* **Short exercise**:
Return all lines where the word "until" can be found.

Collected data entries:
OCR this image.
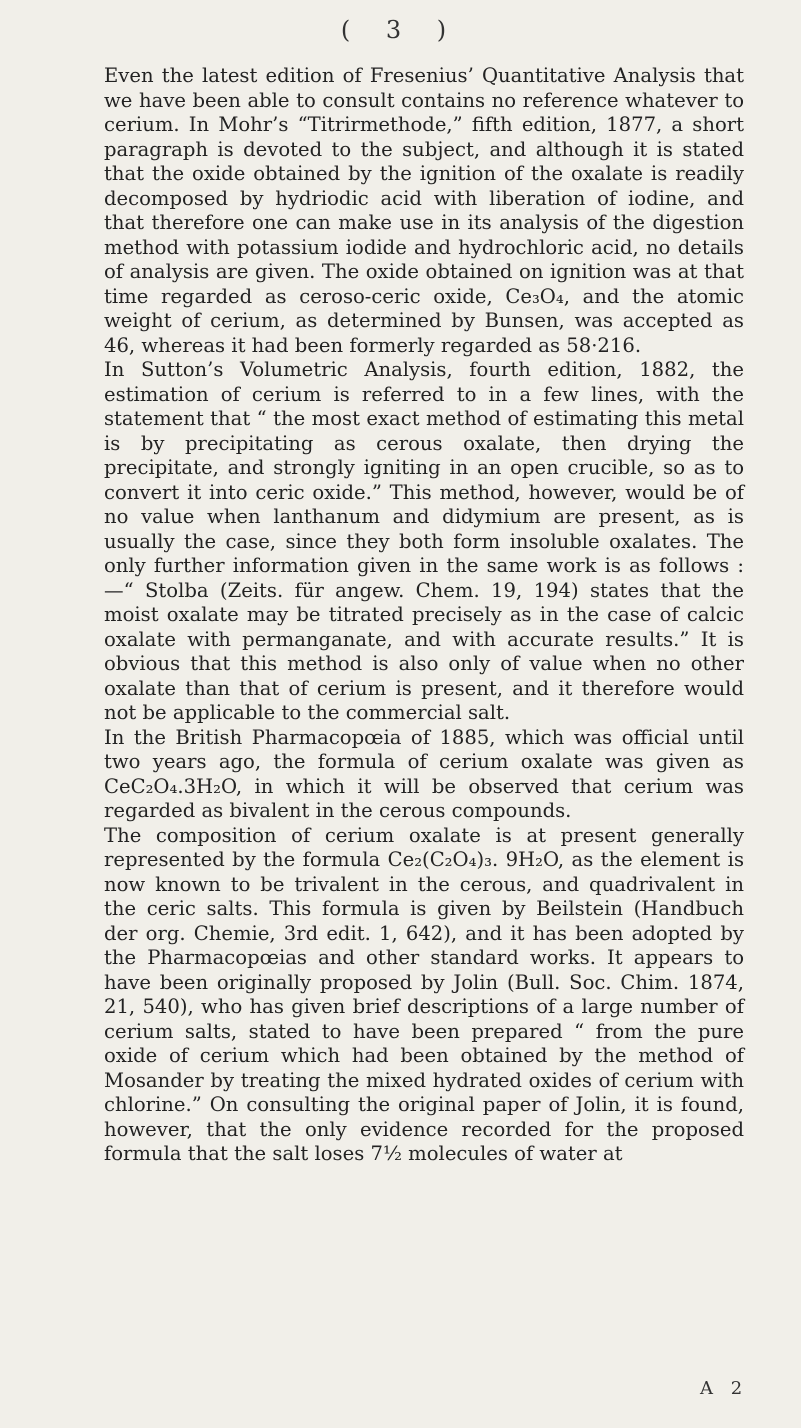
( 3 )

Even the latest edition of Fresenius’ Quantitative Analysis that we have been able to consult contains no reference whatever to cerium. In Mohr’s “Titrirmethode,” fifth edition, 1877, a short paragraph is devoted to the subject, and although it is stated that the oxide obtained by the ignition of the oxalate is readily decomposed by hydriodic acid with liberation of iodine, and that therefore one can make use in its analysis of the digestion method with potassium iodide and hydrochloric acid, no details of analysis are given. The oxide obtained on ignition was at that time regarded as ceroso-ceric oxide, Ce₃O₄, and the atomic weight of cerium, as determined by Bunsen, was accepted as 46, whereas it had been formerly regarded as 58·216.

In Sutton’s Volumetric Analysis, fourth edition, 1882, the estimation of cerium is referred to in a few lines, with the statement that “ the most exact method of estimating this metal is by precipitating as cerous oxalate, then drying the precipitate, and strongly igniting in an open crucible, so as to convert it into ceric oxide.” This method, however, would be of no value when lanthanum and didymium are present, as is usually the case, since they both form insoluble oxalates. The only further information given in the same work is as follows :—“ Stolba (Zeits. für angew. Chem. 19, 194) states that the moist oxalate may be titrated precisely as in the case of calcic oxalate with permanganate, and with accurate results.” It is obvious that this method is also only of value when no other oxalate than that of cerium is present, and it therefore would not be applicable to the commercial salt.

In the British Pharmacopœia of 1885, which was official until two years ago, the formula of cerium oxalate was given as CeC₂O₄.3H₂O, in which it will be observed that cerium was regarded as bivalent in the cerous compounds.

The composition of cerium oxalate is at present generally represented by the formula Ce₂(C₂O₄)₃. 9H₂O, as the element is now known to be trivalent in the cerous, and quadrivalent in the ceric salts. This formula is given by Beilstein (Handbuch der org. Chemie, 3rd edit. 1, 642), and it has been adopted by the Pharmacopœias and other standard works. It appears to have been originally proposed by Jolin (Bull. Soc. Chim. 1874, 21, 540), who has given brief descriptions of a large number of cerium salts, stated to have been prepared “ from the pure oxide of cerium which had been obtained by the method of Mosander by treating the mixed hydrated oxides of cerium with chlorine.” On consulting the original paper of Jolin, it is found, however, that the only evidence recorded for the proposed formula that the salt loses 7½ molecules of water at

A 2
* * *
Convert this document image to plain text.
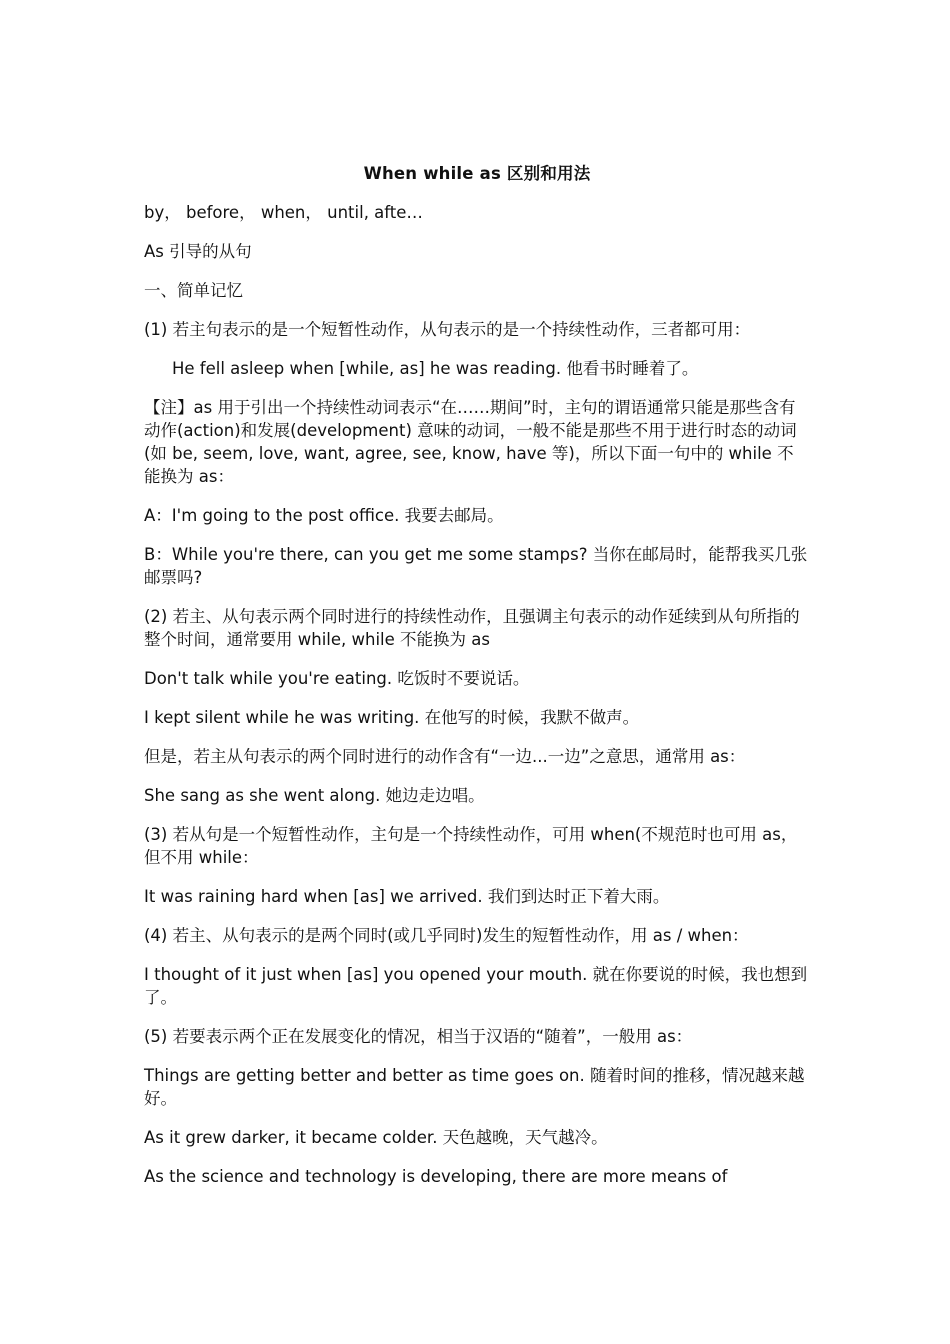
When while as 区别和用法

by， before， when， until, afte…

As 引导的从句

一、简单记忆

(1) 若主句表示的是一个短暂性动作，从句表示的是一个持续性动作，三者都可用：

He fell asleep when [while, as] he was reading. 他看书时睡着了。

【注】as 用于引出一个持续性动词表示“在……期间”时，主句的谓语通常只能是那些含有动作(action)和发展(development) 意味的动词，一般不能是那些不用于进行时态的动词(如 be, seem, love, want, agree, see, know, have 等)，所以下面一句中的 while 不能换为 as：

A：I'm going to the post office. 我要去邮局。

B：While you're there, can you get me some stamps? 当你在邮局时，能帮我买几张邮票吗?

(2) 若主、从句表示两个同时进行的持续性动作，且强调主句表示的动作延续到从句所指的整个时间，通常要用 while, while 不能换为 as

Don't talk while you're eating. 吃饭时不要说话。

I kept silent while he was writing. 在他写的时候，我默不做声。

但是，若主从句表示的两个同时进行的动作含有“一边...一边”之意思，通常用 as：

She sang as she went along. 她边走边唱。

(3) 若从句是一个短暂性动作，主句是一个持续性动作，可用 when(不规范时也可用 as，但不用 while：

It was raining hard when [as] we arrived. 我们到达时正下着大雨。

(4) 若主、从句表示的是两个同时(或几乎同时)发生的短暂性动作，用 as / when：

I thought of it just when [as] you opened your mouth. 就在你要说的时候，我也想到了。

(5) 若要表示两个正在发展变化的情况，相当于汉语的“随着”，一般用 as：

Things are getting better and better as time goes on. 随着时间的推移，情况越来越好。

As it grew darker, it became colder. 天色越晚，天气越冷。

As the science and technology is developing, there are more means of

* **Task solution**:
In the British Pharmacopœia of 1885, which was official until two years ago, the formula of cerium oxalate was given as CeC₂O₄.3H₂O, in which it will be observed that cerium was regarded as bivalent in the cerous compounds.
by， before， when， until, afte…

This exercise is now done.